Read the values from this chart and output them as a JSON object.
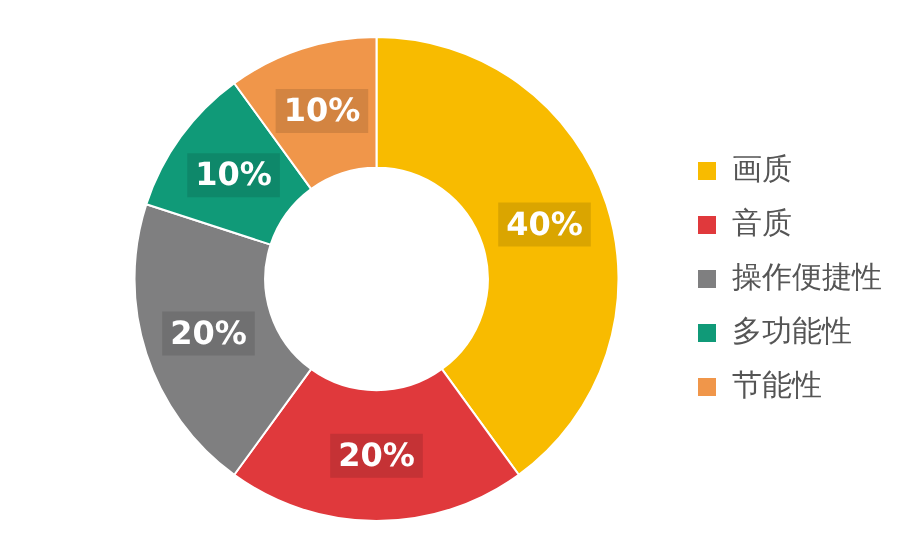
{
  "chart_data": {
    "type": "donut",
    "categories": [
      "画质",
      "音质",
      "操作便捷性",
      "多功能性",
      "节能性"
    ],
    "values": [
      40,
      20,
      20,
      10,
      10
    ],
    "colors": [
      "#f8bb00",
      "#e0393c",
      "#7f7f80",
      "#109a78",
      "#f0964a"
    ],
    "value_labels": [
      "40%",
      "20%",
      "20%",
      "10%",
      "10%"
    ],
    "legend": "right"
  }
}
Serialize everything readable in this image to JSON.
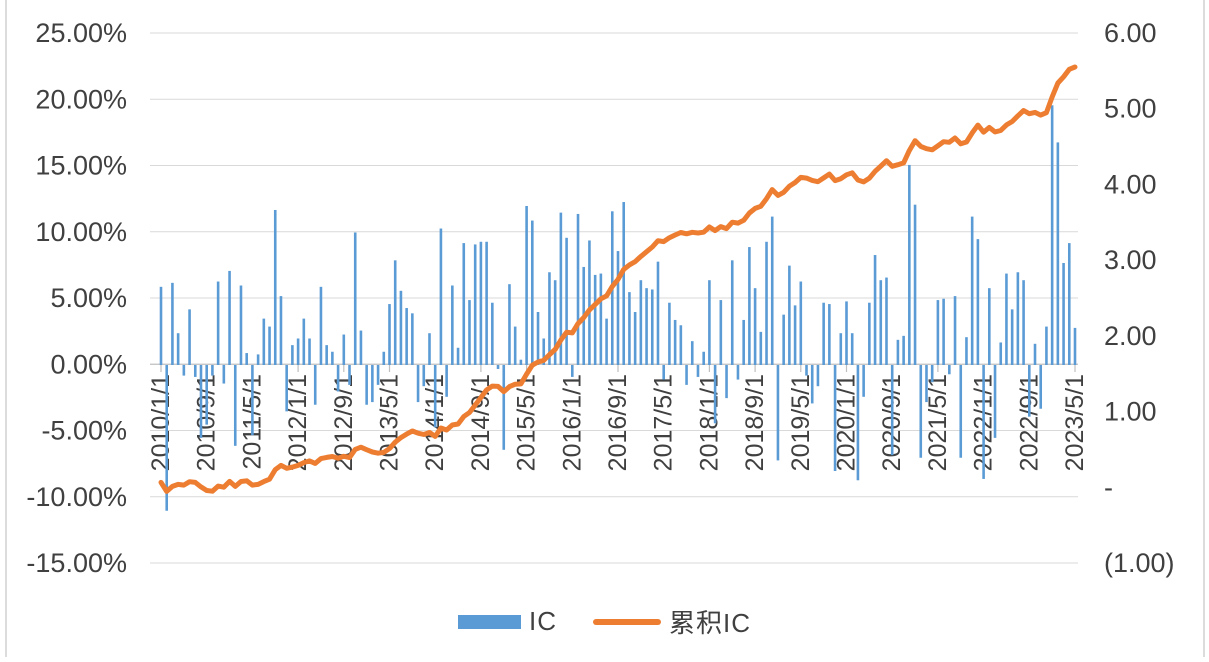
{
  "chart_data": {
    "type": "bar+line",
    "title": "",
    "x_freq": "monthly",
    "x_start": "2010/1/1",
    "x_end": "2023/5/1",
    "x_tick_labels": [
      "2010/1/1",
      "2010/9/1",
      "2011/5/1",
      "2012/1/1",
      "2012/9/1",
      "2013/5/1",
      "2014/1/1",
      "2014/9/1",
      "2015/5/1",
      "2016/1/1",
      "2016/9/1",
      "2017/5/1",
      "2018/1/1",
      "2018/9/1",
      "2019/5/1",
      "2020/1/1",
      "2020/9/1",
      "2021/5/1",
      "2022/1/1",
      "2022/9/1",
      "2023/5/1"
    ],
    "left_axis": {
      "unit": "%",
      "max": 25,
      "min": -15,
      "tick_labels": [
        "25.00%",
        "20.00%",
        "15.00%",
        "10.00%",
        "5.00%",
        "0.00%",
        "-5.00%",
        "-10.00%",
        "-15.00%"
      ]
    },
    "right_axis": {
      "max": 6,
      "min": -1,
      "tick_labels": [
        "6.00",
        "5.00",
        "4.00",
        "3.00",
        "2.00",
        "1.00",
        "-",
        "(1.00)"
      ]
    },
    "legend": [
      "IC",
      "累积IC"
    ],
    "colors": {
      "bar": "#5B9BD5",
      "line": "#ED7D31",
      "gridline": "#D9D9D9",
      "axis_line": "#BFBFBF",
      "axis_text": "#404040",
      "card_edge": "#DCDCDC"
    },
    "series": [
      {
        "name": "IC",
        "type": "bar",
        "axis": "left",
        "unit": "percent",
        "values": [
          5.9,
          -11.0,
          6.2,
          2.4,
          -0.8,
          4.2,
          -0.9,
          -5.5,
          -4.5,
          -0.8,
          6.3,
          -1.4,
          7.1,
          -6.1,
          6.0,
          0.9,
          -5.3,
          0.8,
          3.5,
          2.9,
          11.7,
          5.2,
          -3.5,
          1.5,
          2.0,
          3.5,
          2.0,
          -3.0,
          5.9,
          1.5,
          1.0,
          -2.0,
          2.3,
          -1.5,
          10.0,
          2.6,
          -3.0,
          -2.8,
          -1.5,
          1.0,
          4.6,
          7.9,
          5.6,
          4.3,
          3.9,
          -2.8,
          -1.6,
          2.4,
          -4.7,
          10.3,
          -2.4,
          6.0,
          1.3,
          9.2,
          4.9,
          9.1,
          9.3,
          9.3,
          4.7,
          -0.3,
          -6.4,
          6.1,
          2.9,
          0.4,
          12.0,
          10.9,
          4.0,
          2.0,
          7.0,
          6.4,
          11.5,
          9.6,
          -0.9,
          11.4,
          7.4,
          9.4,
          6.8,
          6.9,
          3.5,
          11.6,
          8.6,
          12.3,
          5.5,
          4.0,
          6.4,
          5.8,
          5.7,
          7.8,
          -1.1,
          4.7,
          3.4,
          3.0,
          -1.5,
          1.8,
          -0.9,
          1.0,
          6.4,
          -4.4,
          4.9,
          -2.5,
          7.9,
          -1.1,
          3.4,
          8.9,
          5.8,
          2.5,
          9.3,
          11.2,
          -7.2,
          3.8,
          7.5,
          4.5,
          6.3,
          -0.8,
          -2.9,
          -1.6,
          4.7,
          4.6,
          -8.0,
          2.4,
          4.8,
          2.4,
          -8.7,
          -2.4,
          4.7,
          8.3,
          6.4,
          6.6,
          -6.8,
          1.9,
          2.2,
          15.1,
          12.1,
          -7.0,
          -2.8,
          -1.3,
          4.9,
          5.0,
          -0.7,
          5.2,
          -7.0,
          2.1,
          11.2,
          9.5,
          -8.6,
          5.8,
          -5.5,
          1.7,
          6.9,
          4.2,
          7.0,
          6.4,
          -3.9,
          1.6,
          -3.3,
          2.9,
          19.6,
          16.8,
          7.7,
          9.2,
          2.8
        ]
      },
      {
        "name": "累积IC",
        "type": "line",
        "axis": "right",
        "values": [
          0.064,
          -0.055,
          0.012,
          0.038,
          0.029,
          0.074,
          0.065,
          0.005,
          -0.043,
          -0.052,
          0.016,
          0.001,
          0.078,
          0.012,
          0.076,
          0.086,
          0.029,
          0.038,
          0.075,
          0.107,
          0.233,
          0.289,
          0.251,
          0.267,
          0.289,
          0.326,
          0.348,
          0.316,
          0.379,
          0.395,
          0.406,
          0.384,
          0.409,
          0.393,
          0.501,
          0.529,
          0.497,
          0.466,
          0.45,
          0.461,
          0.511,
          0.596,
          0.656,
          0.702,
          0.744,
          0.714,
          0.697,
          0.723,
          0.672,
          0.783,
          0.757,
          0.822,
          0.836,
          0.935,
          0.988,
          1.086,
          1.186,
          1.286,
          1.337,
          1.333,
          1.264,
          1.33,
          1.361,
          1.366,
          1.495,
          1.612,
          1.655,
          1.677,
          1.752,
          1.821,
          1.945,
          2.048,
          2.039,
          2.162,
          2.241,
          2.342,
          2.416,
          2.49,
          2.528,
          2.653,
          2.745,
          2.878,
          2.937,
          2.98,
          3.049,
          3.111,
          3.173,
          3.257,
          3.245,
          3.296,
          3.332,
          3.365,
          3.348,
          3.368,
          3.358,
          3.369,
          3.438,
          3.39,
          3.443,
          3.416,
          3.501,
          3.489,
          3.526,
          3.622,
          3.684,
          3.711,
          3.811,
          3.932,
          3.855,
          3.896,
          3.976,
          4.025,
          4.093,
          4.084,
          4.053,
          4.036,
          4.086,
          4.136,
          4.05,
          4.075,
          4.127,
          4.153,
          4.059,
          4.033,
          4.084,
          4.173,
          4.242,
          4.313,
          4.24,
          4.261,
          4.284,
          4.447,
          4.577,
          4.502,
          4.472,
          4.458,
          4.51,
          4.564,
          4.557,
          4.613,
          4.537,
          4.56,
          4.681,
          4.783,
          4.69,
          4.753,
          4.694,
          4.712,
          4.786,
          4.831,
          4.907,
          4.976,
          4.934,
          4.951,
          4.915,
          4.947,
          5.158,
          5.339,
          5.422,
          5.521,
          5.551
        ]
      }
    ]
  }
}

● ● ● ●

Task objective
Reproduce every line of the material precisely, omitting its pictures.

Final answer
Read the values from this chart and output them as a JSON object.
{
  "chart_data": {
    "type": "donut",
    "categories": [
      "画质",
      "音质",
      "操作便捷性",
      "多功能性",
      "节能性"
    ],
    "values": [
      40,
      20,
      20,
      10,
      10
    ],
    "colors": [
      "#f8bb00",
      "#e0393c",
      "#7f7f80",
      "#109a78",
      "#f0964a"
    ],
    "value_labels": [
      "40%",
      "20%",
      "20%",
      "10%",
      "10%"
    ],
    "legend": "right"
  }
}
Serialize everything readable in this image to JSON.
{
  "chart_data": {
    "type": "bar+line",
    "title": "",
    "x_freq": "monthly",
    "x_start": "2010/1/1",
    "x_end": "2023/5/1",
    "x_tick_labels": [
      "2010/1/1",
      "2010/9/1",
      "2011/5/1",
      "2012/1/1",
      "2012/9/1",
      "2013/5/1",
      "2014/1/1",
      "2014/9/1",
      "2015/5/1",
      "2016/1/1",
      "2016/9/1",
      "2017/5/1",
      "2018/1/1",
      "2018/9/1",
      "2019/5/1",
      "2020/1/1",
      "2020/9/1",
      "2021/5/1",
      "2022/1/1",
      "2022/9/1",
      "2023/5/1"
    ],
    "left_axis": {
      "unit": "%",
      "max": 25,
      "min": -15,
      "tick_labels": [
        "25.00%",
        "20.00%",
        "15.00%",
        "10.00%",
        "5.00%",
        "0.00%",
        "-5.00%",
        "-10.00%",
        "-15.00%"
      ]
    },
    "right_axis": {
      "max": 6,
      "min": -1,
      "tick_labels": [
        "6.00",
        "5.00",
        "4.00",
        "3.00",
        "2.00",
        "1.00",
        "-",
        "(1.00)"
      ]
    },
    "legend": [
      "IC",
      "累积IC"
    ],
    "colors": {
      "bar": "#5B9BD5",
      "line": "#ED7D31",
      "gridline": "#D9D9D9",
      "axis_line": "#BFBFBF",
      "axis_text": "#404040",
      "card_edge": "#DCDCDC"
    },
    "series": [
      {
        "name": "IC",
        "type": "bar",
        "axis": "left",
        "unit": "percent",
        "values": [
          5.9,
          -11.0,
          6.2,
          2.4,
          -0.8,
          4.2,
          -0.9,
          -5.5,
          -4.5,
          -0.8,
          6.3,
          -1.4,
          7.1,
          -6.1,
          6.0,
          0.9,
          -5.3,
          0.8,
          3.5,
          2.9,
          11.7,
          5.2,
          -3.5,
          1.5,
          2.0,
          3.5,
          2.0,
          -3.0,
          5.9,
          1.5,
          1.0,
          -2.0,
          2.3,
          -1.5,
          10.0,
          2.6,
          -3.0,
          -2.8,
          -1.5,
          1.0,
          4.6,
          7.9,
          5.6,
          4.3,
          3.9,
          -2.8,
          -1.6,
          2.4,
          -4.7,
          10.3,
          -2.4,
          6.0,
          1.3,
          9.2,
          4.9,
          9.1,
          9.3,
          9.3,
          4.7,
          -0.3,
          -6.4,
          6.1,
          2.9,
          0.4,
          12.0,
          10.9,
          4.0,
          2.0,
          7.0,
          6.4,
          11.5,
          9.6,
          -0.9,
          11.4,
          7.4,
          9.4,
          6.8,
          6.9,
          3.5,
          11.6,
          8.6,
          12.3,
          5.5,
          4.0,
          6.4,
          5.8,
          5.7,
          7.8,
          -1.1,
          4.7,
          3.4,
          3.0,
          -1.5,
          1.8,
          -0.9,
          1.0,
          6.4,
          -4.4,
          4.9,
          -2.5,
          7.9,
          -1.1,
          3.4,
          8.9,
          5.8,
          2.5,
          9.3,
          11.2,
          -7.2,
          3.8,
          7.5,
          4.5,
          6.3,
          -0.8,
          -2.9,
          -1.6,
          4.7,
          4.6,
          -8.0,
          2.4,
          4.8,
          2.4,
          -8.7,
          -2.4,
          4.7,
          8.3,
          6.4,
          6.6,
          -6.8,
          1.9,
          2.2,
          15.1,
          12.1,
          -7.0,
          -2.8,
          -1.3,
          4.9,
          5.0,
          -0.7,
          5.2,
          -7.0,
          2.1,
          11.2,
          9.5,
          -8.6,
          5.8,
          -5.5,
          1.7,
          6.9,
          4.2,
          7.0,
          6.4,
          -3.9,
          1.6,
          -3.3,
          2.9,
          19.6,
          16.8,
          7.7,
          9.2,
          2.8
        ]
      },
      {
        "name": "累积IC",
        "type": "line",
        "axis": "right",
        "values": [
          0.064,
          -0.055,
          0.012,
          0.038,
          0.029,
          0.074,
          0.065,
          0.005,
          -0.043,
          -0.052,
          0.016,
          0.001,
          0.078,
          0.012,
          0.076,
          0.086,
          0.029,
          0.038,
          0.075,
          0.107,
          0.233,
          0.289,
          0.251,
          0.267,
          0.289,
          0.326,
          0.348,
          0.316,
          0.379,
          0.395,
          0.406,
          0.384,
          0.409,
          0.393,
          0.501,
          0.529,
          0.497,
          0.466,
          0.45,
          0.461,
          0.511,
          0.596,
          0.656,
          0.702,
          0.744,
          0.714,
          0.697,
          0.723,
          0.672,
          0.783,
          0.757,
          0.822,
          0.836,
          0.935,
          0.988,
          1.086,
          1.186,
          1.286,
          1.337,
          1.333,
          1.264,
          1.33,
          1.361,
          1.366,
          1.495,
          1.612,
          1.655,
          1.677,
          1.752,
          1.821,
          1.945,
          2.048,
          2.039,
          2.162,
          2.241,
          2.342,
          2.416,
          2.49,
          2.528,
          2.653,
          2.745,
          2.878,
          2.937,
          2.98,
          3.049,
          3.111,
          3.173,
          3.257,
          3.245,
          3.296,
          3.332,
          3.365,
          3.348,
          3.368,
          3.358,
          3.369,
          3.438,
          3.39,
          3.443,
          3.416,
          3.501,
          3.489,
          3.526,
          3.622,
          3.684,
          3.711,
          3.811,
          3.932,
          3.855,
          3.896,
          3.976,
          4.025,
          4.093,
          4.084,
          4.053,
          4.036,
          4.086,
          4.136,
          4.05,
          4.075,
          4.127,
          4.153,
          4.059,
          4.033,
          4.084,
          4.173,
          4.242,
          4.313,
          4.24,
          4.261,
          4.284,
          4.447,
          4.577,
          4.502,
          4.472,
          4.458,
          4.51,
          4.564,
          4.557,
          4.613,
          4.537,
          4.56,
          4.681,
          4.783,
          4.69,
          4.753,
          4.694,
          4.712,
          4.786,
          4.831,
          4.907,
          4.976,
          4.934,
          4.951,
          4.915,
          4.947,
          5.158,
          5.339,
          5.422,
          5.521,
          5.551
        ]
      }
    ]
  }
}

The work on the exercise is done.